··· SUPPLIED ENTRIES

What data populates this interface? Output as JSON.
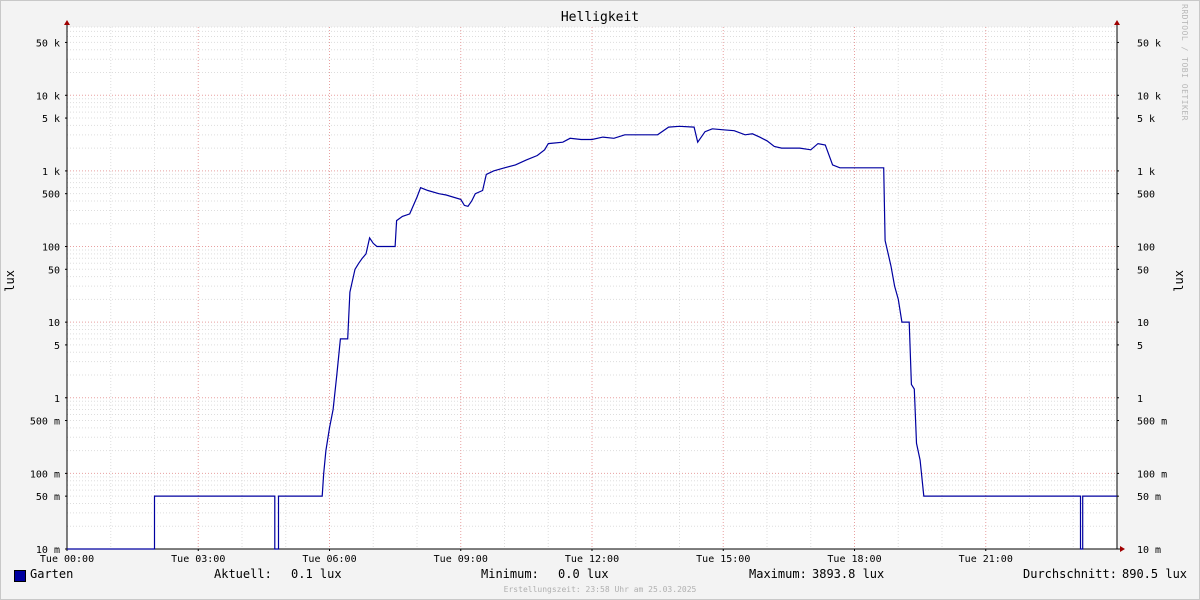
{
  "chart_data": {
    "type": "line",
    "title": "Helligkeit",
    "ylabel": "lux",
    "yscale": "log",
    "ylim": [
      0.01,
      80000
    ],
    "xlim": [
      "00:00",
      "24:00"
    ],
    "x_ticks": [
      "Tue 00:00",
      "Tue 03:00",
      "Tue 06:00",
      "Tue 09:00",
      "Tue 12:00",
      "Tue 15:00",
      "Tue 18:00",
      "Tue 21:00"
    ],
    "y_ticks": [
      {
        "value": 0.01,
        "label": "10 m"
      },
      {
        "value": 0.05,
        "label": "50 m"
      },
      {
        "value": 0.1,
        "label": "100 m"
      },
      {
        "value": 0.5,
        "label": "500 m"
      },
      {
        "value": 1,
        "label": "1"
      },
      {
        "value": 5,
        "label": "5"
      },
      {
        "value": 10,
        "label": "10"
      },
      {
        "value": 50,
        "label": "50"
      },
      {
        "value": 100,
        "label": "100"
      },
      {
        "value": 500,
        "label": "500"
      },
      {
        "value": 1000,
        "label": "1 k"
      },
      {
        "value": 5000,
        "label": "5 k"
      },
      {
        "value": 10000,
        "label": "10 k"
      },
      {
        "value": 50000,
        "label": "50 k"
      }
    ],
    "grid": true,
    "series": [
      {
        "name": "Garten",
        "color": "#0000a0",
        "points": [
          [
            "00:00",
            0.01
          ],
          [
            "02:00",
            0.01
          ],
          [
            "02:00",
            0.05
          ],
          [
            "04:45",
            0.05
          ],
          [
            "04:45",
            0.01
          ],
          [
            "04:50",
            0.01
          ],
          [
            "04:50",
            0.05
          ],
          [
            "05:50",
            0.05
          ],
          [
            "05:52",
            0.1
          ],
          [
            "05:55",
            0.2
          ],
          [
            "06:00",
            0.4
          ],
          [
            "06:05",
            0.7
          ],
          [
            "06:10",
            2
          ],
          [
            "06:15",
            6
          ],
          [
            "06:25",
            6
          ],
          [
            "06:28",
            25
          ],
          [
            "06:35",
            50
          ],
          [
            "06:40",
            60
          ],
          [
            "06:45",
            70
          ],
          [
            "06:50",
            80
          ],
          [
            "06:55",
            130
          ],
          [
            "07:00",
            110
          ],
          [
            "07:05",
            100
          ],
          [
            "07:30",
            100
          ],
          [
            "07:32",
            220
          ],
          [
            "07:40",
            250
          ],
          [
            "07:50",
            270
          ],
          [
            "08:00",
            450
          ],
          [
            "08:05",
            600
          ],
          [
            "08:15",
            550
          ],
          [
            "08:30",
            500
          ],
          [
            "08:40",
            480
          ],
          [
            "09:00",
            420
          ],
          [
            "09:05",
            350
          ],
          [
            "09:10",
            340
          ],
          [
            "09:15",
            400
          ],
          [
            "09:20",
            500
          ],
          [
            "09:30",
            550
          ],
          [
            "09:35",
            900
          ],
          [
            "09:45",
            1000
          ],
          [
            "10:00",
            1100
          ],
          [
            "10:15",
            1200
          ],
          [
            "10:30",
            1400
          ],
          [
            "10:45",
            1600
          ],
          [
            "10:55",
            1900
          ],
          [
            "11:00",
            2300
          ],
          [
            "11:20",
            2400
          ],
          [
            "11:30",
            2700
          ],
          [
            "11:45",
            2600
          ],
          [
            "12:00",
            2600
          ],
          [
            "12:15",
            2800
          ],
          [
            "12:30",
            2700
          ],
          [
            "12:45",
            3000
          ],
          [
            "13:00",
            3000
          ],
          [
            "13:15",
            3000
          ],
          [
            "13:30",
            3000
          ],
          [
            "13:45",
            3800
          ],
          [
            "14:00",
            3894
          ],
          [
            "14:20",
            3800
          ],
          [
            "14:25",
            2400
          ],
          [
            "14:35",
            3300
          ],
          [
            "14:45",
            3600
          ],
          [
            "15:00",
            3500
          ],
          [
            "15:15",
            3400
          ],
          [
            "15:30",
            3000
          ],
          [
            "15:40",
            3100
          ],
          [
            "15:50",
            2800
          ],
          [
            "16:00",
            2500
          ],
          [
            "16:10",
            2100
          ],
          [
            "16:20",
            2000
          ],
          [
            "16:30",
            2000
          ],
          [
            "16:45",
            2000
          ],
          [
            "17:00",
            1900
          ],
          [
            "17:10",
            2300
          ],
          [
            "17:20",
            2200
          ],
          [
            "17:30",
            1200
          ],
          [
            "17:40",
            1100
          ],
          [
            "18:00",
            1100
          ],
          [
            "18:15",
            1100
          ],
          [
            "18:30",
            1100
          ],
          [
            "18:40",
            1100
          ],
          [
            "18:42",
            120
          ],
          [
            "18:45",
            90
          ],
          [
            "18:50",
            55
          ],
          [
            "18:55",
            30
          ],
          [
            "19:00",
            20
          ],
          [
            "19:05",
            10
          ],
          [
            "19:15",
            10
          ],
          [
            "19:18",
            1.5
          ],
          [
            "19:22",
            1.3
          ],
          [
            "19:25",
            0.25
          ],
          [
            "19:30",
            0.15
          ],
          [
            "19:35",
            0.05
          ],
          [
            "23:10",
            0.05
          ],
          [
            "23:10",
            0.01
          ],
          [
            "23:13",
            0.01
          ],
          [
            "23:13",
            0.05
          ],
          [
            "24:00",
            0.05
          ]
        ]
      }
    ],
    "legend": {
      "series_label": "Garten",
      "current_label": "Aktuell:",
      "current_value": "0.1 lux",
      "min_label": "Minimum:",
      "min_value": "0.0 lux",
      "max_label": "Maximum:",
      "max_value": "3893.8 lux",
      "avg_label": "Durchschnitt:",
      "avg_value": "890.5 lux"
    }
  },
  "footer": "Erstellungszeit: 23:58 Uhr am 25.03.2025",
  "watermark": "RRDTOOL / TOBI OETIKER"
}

······
··· SUPPLIED ENTRIES

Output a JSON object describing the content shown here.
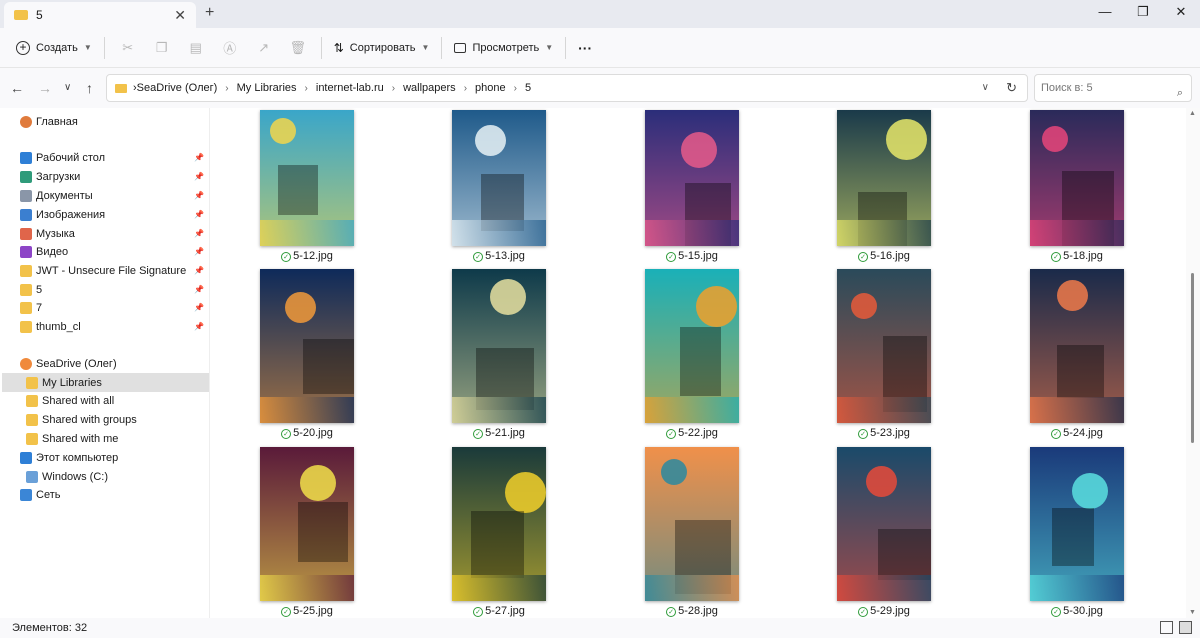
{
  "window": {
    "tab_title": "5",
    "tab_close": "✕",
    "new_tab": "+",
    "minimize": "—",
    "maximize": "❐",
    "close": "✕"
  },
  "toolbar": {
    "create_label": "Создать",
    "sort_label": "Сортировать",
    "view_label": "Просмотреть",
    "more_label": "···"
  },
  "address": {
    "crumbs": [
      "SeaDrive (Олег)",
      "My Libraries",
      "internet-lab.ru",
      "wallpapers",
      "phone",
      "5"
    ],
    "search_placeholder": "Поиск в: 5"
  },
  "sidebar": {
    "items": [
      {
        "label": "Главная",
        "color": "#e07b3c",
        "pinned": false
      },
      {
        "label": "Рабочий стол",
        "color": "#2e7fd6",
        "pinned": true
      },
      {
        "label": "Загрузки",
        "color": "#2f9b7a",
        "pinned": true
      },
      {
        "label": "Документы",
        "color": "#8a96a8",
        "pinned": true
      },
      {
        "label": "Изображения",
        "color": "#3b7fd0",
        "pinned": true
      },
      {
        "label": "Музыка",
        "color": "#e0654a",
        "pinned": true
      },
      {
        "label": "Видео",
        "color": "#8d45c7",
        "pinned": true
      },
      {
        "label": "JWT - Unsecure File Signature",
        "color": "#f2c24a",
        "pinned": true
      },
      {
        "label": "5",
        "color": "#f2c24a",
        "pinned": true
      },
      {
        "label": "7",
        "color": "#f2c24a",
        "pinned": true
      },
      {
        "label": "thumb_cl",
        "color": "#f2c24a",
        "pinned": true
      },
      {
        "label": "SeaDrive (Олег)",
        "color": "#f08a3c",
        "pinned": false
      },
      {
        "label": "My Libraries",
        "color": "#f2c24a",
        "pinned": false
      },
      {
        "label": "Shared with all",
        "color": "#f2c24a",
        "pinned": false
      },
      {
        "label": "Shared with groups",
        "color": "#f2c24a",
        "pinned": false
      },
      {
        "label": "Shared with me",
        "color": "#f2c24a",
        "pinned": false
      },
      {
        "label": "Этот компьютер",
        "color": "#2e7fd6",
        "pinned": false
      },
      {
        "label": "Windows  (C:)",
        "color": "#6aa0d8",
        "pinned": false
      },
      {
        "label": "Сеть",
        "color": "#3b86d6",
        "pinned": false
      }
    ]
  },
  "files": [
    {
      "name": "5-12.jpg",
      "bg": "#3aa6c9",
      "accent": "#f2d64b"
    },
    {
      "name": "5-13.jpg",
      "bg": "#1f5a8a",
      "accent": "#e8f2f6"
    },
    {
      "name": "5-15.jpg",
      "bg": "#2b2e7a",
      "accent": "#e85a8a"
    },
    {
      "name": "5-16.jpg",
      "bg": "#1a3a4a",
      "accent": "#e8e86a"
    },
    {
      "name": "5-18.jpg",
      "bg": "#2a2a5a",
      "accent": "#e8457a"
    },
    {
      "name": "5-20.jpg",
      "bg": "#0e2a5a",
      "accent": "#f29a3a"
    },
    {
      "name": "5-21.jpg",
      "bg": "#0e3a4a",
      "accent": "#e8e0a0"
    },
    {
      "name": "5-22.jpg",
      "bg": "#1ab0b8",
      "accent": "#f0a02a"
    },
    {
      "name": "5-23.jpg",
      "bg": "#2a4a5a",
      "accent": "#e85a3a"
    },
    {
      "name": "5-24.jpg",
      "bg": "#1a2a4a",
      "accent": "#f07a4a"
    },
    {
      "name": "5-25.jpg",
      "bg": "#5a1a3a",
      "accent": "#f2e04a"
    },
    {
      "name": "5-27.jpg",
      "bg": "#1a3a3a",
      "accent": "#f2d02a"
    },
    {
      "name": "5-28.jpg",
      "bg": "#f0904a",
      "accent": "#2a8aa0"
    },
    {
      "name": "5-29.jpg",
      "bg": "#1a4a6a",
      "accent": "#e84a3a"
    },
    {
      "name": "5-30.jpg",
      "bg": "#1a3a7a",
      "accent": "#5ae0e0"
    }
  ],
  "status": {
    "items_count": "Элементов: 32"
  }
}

······

Among the lines of the records above, count those holding the string "Output", and report only the number.

■ **TASK ANSWER**:
2